Nirvanaの功績

ニルヴァーナの最大の功績はアンダーグラウンドの世界に光を当てた事だ。
(シアトルの写真家チャールズ・ピーターソン / クラシック・アルバムズ : ネヴァーマインドから引用)

ビルボードチャートNirvanaのNevermindは革命を起したアルバムと言われる。
しかし、世間一般ではグランジを流行らせたの一言で片付けられているのが非常に残念だ。
NirvanaのNevermindの大ヒット以降、何がどう変わったかというと、チャールズ・ピーターソンが言うように最も大きいのはインディ・バンドが注目されるようになったことだ。

Nevermindが大ヒットしたことでNirvanaの出所であるシアトルだけでなく、全米のインディ・シーンに注目が集まった。
当然、今まで無視し続けていたレコード会社やメディアも目を向けるようになる。

そのことにより80年代にメジャーレーベルやMTVから無視され続けたインディ・バンドや、90年代のバンドでも80年代だったら無視されたであろう音楽性のバンドがメジャー契約を獲得し、世界中で聞かれるようになった。
そして、しだいに80年代の産業ロック勢が失速し、80年代のメインストリーム(主流)とは対照的なオルタナティヴ(反主流)と呼ばれる音楽がヒット・チャートの上位にランクインされるようになった。

僕たちがこうして注目されることによって、他のアンダーグラウンド系のバンドが少しでも注目されることになれば、それでいいじゃないかと自分たちに言い聞かせているんだ。
そうでもしない限り、この状況(Nevermindの大ヒット)を受け止めようがないんだよ。 
(Nirvana / クリス・ノヴォセリック カート・コバーン・トリビューとから引用)

ニルヴァーナが道を開いてくれたおかげで、「すべては音楽のために」っていう、従来より理想主義的な考え方を持ったたくさんのバンドが、人気を得るようになったんだ。

* * * * *

### 練習問題
1) 本文の内容を二文で要約してください。
2) 本文について、次の問いに答えてください。
(a) ニルヴァーナの最大の功績は何だとされていますか。
(b) 世間一般では、Nevermindはどのような一言で片付けられていると述べられていますか。
(c) 80年代のメインストリームと対照的な音楽は何と呼ばれていますか。
3) 本文の最後の文に続けて、文章を書き進めてください。

### 提供資料

* * * * *

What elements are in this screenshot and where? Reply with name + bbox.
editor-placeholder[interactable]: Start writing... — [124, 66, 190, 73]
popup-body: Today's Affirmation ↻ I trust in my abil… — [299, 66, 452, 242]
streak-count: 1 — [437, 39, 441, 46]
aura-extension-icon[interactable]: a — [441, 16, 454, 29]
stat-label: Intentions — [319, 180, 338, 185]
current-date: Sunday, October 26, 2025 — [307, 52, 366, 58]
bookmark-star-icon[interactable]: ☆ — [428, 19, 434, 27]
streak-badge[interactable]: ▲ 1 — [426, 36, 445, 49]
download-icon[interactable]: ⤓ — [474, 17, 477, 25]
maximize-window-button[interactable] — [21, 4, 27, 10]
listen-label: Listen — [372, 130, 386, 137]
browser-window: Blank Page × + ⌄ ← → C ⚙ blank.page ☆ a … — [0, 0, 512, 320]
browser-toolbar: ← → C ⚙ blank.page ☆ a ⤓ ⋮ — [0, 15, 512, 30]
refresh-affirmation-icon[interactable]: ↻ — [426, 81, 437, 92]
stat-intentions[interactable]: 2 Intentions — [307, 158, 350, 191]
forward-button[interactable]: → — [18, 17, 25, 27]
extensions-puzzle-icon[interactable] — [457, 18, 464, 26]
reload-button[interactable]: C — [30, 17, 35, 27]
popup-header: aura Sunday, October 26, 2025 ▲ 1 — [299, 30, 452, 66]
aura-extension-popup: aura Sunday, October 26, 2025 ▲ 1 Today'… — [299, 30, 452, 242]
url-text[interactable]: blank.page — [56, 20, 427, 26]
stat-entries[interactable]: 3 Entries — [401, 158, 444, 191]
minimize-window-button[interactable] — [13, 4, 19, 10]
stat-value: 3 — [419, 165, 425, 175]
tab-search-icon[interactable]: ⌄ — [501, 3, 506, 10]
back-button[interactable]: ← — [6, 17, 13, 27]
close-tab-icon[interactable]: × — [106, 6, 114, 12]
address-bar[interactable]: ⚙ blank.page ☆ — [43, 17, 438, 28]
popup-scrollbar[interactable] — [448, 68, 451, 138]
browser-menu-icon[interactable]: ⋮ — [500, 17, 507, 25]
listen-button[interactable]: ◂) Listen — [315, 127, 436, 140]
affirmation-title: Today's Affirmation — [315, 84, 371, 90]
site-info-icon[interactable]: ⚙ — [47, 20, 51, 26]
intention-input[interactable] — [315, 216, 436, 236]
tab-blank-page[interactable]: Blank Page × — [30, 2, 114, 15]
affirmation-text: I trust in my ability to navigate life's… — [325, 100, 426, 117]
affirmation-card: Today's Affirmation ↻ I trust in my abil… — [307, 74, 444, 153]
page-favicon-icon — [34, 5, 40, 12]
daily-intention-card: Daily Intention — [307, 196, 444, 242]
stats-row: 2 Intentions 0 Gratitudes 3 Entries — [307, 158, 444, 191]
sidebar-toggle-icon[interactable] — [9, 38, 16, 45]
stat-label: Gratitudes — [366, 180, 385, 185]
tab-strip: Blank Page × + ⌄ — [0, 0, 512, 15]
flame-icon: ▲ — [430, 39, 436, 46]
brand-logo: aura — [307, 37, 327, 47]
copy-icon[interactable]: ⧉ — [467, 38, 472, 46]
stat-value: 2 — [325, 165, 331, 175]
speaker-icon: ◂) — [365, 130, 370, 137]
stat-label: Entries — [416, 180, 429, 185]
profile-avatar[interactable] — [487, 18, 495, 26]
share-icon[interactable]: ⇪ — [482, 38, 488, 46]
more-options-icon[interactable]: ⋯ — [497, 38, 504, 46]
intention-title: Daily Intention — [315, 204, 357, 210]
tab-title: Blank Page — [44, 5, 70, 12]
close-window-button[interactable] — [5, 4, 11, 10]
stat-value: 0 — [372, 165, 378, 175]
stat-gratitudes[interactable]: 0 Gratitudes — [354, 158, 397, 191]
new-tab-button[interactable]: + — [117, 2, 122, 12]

* * * * *

### 解答一覧
1) Nevermindの大ヒットによって、シアトルだけでなく全米のインディ・シーンに注目が集まり、それまで無視していたレコード会社やメディアも目を向けるようになった。その結果、インディ・バンドがメジャー契約を獲得して世界中で聞かれるようになり、80年代の産業ロック勢が失速して、オルタナティヴと呼ばれる音楽がヒット・チャートの上位に入るようになった。

2)
(a) アンダーグラウンドの世界に光を当てた事です。
(b) 「グランジを流行らせた」という一言です。
(c) オルタナティヴ（反主流）と呼ばれています。

3)
「いや、こんなこともそんなこともやる必要なんかない、(カネではなく)いい音楽を作ることが最重要課題なんだ」っていうスタンスのバンドがね。
(Tool / メイナード・ジェームズ・キーナン ロッキングオン2001年3月号から引用)

Nirvanaをはじめとするバンドがそれまでの音楽をぶち壊して、全く新しい世界を切り開いたんだよ。
つまり、どこまで音楽として受け入れられるかっていう、その許容範囲を一気に拡げたんだよね。その結果、リスナーはいろんなタイプの音に耐えられるようになった。
(ベック Buzz Vol.18 January 2000から引用)

Nirvanaの出現は突然変異だったわけではなく、Sonic YouthやBlack Flagのような80年代にメジャーから無視され続けながらも、自己を見失うことなく活動してきたバンドが存在したからこそ生まれてきたのだ。

80年代のパンクの動きは地味で巨大だった。
そこから生まれたのがNirvanaだ。
でも、ニルヴァーナの力で1000万枚売ったんじゃない。
彼らも確かに凄いんだけどね。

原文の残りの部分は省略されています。